◆ Exercise directions: Each line containing the word "drag" must be collected.

◆ Records for the task:
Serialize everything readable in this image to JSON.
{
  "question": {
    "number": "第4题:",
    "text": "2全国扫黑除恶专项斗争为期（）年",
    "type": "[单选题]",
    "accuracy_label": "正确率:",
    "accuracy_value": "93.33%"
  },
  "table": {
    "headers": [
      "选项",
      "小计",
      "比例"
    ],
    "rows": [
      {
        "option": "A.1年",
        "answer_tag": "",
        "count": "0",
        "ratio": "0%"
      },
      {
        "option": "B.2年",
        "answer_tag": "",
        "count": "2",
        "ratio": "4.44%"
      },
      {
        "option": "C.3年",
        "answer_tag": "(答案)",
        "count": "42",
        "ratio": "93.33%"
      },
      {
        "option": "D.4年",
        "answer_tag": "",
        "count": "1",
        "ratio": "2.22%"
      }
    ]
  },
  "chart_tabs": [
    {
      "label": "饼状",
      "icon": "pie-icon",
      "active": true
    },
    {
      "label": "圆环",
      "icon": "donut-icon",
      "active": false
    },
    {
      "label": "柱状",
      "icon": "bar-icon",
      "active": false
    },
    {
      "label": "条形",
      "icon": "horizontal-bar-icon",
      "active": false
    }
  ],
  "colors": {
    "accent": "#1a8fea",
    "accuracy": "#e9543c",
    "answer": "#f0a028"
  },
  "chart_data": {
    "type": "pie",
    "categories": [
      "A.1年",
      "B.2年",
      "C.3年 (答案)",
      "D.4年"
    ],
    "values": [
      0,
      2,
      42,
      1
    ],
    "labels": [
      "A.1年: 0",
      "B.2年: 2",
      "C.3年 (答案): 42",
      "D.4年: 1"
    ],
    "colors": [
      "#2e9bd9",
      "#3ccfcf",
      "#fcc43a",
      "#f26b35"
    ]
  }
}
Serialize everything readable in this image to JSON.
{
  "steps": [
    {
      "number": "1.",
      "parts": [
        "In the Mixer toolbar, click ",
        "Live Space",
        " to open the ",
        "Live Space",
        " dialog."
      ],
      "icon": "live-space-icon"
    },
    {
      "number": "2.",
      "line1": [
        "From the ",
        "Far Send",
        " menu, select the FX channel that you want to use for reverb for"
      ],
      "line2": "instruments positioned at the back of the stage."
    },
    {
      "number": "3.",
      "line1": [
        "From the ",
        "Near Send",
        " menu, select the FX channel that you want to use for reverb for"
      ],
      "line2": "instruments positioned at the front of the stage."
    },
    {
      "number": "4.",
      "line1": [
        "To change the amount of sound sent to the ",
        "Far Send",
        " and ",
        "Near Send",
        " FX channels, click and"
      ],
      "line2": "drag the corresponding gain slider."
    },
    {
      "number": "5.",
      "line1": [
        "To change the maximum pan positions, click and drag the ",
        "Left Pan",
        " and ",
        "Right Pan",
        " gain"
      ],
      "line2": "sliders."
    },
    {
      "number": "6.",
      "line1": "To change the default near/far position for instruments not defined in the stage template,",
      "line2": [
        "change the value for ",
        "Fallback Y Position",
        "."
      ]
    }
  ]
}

◆ Result below:
      "line2": "drag the corresponding gain slider."
        "To change the maximum pan positions, click and drag the ",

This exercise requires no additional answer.